— BEGIN Dataset content —

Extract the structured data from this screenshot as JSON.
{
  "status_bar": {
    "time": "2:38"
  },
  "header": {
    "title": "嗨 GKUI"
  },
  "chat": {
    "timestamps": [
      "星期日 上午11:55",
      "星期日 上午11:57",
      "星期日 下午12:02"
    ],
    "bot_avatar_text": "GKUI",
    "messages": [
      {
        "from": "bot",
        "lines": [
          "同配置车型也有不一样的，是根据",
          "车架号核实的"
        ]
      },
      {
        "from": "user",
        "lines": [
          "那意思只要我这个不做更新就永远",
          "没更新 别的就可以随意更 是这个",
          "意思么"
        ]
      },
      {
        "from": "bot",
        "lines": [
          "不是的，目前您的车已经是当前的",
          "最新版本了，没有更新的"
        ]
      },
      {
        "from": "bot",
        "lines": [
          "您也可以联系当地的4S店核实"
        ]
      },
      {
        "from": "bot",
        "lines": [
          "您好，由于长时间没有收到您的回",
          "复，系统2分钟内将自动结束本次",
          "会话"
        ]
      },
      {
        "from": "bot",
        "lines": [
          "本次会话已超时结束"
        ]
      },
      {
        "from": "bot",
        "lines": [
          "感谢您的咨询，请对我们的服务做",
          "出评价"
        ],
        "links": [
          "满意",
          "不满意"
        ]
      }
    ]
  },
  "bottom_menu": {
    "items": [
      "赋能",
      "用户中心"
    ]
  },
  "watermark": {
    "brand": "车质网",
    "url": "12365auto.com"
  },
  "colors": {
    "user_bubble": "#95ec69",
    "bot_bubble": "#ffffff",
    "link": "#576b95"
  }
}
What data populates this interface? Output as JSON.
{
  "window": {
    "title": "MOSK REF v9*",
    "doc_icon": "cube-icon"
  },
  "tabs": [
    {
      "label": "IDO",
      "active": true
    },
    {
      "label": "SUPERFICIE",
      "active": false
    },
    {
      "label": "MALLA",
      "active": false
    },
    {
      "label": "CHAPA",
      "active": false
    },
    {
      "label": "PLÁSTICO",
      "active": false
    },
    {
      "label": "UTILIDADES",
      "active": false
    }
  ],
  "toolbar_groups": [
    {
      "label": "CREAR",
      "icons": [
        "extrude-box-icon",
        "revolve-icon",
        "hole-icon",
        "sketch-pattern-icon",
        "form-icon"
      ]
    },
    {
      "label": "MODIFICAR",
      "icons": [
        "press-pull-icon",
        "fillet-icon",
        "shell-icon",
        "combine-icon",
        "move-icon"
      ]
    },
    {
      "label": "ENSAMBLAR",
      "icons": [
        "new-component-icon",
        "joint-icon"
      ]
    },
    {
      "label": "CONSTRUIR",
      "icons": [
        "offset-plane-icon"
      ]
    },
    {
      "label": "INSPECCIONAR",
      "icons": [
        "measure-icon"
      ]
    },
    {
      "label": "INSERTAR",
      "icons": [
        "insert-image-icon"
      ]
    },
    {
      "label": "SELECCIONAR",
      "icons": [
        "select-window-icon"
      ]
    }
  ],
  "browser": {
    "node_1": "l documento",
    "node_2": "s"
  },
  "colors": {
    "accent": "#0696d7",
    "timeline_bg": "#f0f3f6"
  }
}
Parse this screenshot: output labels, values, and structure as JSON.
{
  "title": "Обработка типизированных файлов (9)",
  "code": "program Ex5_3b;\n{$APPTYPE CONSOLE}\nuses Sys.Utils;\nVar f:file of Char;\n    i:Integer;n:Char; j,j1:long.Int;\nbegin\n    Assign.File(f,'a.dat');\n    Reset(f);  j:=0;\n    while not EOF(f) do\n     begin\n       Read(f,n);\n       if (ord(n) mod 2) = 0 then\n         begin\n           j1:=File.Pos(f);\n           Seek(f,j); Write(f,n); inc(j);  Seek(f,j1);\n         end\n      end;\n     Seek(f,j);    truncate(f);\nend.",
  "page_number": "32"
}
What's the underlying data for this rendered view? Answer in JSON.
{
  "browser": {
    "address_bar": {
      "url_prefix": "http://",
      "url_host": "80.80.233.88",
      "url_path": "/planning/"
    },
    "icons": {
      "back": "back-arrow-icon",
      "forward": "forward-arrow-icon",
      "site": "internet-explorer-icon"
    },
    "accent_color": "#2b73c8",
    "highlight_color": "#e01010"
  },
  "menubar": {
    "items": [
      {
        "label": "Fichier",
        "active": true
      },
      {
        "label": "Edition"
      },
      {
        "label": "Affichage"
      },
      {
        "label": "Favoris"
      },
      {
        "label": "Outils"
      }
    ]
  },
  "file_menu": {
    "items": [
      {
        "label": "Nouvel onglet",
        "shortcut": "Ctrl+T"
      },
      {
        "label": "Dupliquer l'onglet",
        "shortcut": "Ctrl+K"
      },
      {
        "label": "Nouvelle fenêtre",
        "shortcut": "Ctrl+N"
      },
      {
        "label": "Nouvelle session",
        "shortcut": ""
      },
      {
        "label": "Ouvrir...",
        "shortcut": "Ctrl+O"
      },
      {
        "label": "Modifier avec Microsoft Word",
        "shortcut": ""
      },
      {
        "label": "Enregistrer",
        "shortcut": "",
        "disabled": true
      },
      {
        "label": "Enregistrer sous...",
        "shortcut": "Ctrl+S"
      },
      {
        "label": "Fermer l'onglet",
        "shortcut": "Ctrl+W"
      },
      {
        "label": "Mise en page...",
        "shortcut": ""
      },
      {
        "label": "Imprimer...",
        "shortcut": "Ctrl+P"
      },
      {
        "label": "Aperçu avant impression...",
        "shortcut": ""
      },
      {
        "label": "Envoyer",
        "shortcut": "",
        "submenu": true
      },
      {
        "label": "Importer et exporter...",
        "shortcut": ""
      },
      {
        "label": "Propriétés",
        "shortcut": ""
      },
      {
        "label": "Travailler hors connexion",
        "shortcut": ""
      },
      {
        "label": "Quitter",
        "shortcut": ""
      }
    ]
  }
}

— END Dataset content —

*Task directions*.
Copy out the full material exactly as it appears.

*Output*.
Extract the structured data from this screenshot as JSON.
{
  "status_bar": {
    "time": "2:38"
  },
  "header": {
    "title": "嗨 GKUI"
  },
  "chat": {
    "timestamps": [
      "星期日 上午11:55",
      "星期日 上午11:57",
      "星期日 下午12:02"
    ],
    "bot_avatar_text": "GKUI",
    "messages": [
      {
        "from": "bot",
        "lines": [
          "同配置车型也有不一样的，是根据",
          "车架号核实的"
        ]
      },
      {
        "from": "user",
        "lines": [
          "那意思只要我这个不做更新就永远",
          "没更新 别的就可以随意更 是这个",
          "意思么"
        ]
      },
      {
        "from": "bot",
        "lines": [
          "不是的，目前您的车已经是当前的",
          "最新版本了，没有更新的"
        ]
      },
      {
        "from": "bot",
        "lines": [
          "您也可以联系当地的4S店核实"
        ]
      },
      {
        "from": "bot",
        "lines": [
          "您好，由于长时间没有收到您的回",
          "复，系统2分钟内将自动结束本次",
          "会话"
        ]
      },
      {
        "from": "bot",
        "lines": [
          "本次会话已超时结束"
        ]
      },
      {
        "from": "bot",
        "lines": [
          "感谢您的咨询，请对我们的服务做",
          "出评价"
        ],
        "links": [
          "满意",
          "不满意"
        ]
      }
    ]
  },
  "bottom_menu": {
    "items": [
      "赋能",
      "用户中心"
    ]
  },
  "watermark": {
    "brand": "车质网",
    "url": "12365auto.com"
  },
  "colors": {
    "user_bubble": "#95ec69",
    "bot_bubble": "#ffffff",
    "link": "#576b95"
  }
}
What data populates this interface? Output as JSON.
{
  "window": {
    "title": "MOSK REF v9*",
    "doc_icon": "cube-icon"
  },
  "tabs": [
    {
      "label": "IDO",
      "active": true
    },
    {
      "label": "SUPERFICIE",
      "active": false
    },
    {
      "label": "MALLA",
      "active": false
    },
    {
      "label": "CHAPA",
      "active": false
    },
    {
      "label": "PLÁSTICO",
      "active": false
    },
    {
      "label": "UTILIDADES",
      "active": false
    }
  ],
  "toolbar_groups": [
    {
      "label": "CREAR",
      "icons": [
        "extrude-box-icon",
        "revolve-icon",
        "hole-icon",
        "sketch-pattern-icon",
        "form-icon"
      ]
    },
    {
      "label": "MODIFICAR",
      "icons": [
        "press-pull-icon",
        "fillet-icon",
        "shell-icon",
        "combine-icon",
        "move-icon"
      ]
    },
    {
      "label": "ENSAMBLAR",
      "icons": [
        "new-component-icon",
        "joint-icon"
      ]
    },
    {
      "label": "CONSTRUIR",
      "icons": [
        "offset-plane-icon"
      ]
    },
    {
      "label": "INSPECCIONAR",
      "icons": [
        "measure-icon"
      ]
    },
    {
      "label": "INSERTAR",
      "icons": [
        "insert-image-icon"
      ]
    },
    {
      "label": "SELECCIONAR",
      "icons": [
        "select-window-icon"
      ]
    }
  ],
  "browser": {
    "node_1": "l documento",
    "node_2": "s"
  },
  "colors": {
    "accent": "#0696d7",
    "timeline_bg": "#f0f3f6"
  }
}
Parse this screenshot: output labels, values, and structure as JSON.
{
  "title": "Обработка типизированных файлов (9)",
  "code": "program Ex5_3b;\n{$APPTYPE CONSOLE}\nuses Sys.Utils;\nVar f:file of Char;\n    i:Integer;n:Char; j,j1:long.Int;\nbegin\n    Assign.File(f,'a.dat');\n    Reset(f);  j:=0;\n    while not EOF(f) do\n     begin\n       Read(f,n);\n       if (ord(n) mod 2) = 0 then\n         begin\n           j1:=File.Pos(f);\n           Seek(f,j); Write(f,n); inc(j);  Seek(f,j1);\n         end\n      end;\n     Seek(f,j);    truncate(f);\nend.",
  "page_number": "32"
}
What's the underlying data for this rendered view? Answer in JSON.
{
  "browser": {
    "address_bar": {
      "url_prefix": "http://",
      "url_host": "80.80.233.88",
      "url_path": "/planning/"
    },
    "icons": {
      "back": "back-arrow-icon",
      "forward": "forward-arrow-icon",
      "site": "internet-explorer-icon"
    },
    "accent_color": "#2b73c8",
    "highlight_color": "#e01010"
  },
  "menubar": {
    "items": [
      {
        "label": "Fichier",
        "active": true
      },
      {
        "label": "Edition"
      },
      {
        "label": "Affichage"
      },
      {
        "label": "Favoris"
      },
      {
        "label": "Outils"
      }
    ]
  },
  "file_menu": {
    "items": [
      {
        "label": "Nouvel onglet",
        "shortcut": "Ctrl+T"
      },
      {
        "label": "Dupliquer l'onglet",
        "shortcut": "Ctrl+K"
      },
      {
        "label": "Nouvelle fenêtre",
        "shortcut": "Ctrl+N"
      },
      {
        "label": "Nouvelle session",
        "shortcut": ""
      },
      {
        "label": "Ouvrir...",
        "shortcut": "Ctrl+O"
      },
      {
        "label": "Modifier avec Microsoft Word",
        "shortcut": ""
      },
      {
        "label": "Enregistrer",
        "shortcut": "",
        "disabled": true
      },
      {
        "label": "Enregistrer sous...",
        "shortcut": "Ctrl+S"
      },
      {
        "label": "Fermer l'onglet",
        "shortcut": "Ctrl+W"
      },
      {
        "label": "Mise en page...",
        "shortcut": ""
      },
      {
        "label": "Imprimer...",
        "shortcut": "Ctrl+P"
      },
      {
        "label": "Aperçu avant impression...",
        "shortcut": ""
      },
      {
        "label": "Envoyer",
        "shortcut": "",
        "submenu": true
      },
      {
        "label": "Importer et exporter...",
        "shortcut": ""
      },
      {
        "label": "Propriétés",
        "shortcut": ""
      },
      {
        "label": "Travailler hors connexion",
        "shortcut": ""
      },
      {
        "label": "Quitter",
        "shortcut": ""
      }
    ]
  }
}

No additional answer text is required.